● SHORT PROBLEM
From the listing below, extract every line containing "координат".

BEGIN EXTRACTED MATERIAL

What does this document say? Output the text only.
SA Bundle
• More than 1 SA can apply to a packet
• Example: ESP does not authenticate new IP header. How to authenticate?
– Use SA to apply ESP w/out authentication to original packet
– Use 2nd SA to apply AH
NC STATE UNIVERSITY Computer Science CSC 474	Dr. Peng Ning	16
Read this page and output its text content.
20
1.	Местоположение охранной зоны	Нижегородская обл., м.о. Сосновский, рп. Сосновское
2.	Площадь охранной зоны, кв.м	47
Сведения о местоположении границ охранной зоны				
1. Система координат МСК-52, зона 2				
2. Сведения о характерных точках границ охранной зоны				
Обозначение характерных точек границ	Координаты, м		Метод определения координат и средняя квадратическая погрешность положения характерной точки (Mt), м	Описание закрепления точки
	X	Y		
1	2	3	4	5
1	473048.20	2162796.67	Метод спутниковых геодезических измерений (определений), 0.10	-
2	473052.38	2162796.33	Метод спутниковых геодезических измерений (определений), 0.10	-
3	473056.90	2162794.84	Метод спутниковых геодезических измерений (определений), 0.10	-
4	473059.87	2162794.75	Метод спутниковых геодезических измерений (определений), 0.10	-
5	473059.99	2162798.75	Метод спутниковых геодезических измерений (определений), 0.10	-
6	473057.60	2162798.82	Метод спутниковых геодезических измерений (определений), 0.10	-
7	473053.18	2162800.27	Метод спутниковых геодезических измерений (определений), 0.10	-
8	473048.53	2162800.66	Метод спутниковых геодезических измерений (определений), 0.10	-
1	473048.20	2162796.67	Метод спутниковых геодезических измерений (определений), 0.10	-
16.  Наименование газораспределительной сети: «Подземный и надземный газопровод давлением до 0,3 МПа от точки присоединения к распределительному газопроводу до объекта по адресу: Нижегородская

END EXTRACTED MATERIAL

● OUTPUT FOR THIS TASK
1. Система координат МСК-52, зона 2				
Обозначение характерных точек границ	Координаты, м		Метод определения координат и средняя квадратическая погрешность положения характерной точки (Mt), м	Описание закрепления точки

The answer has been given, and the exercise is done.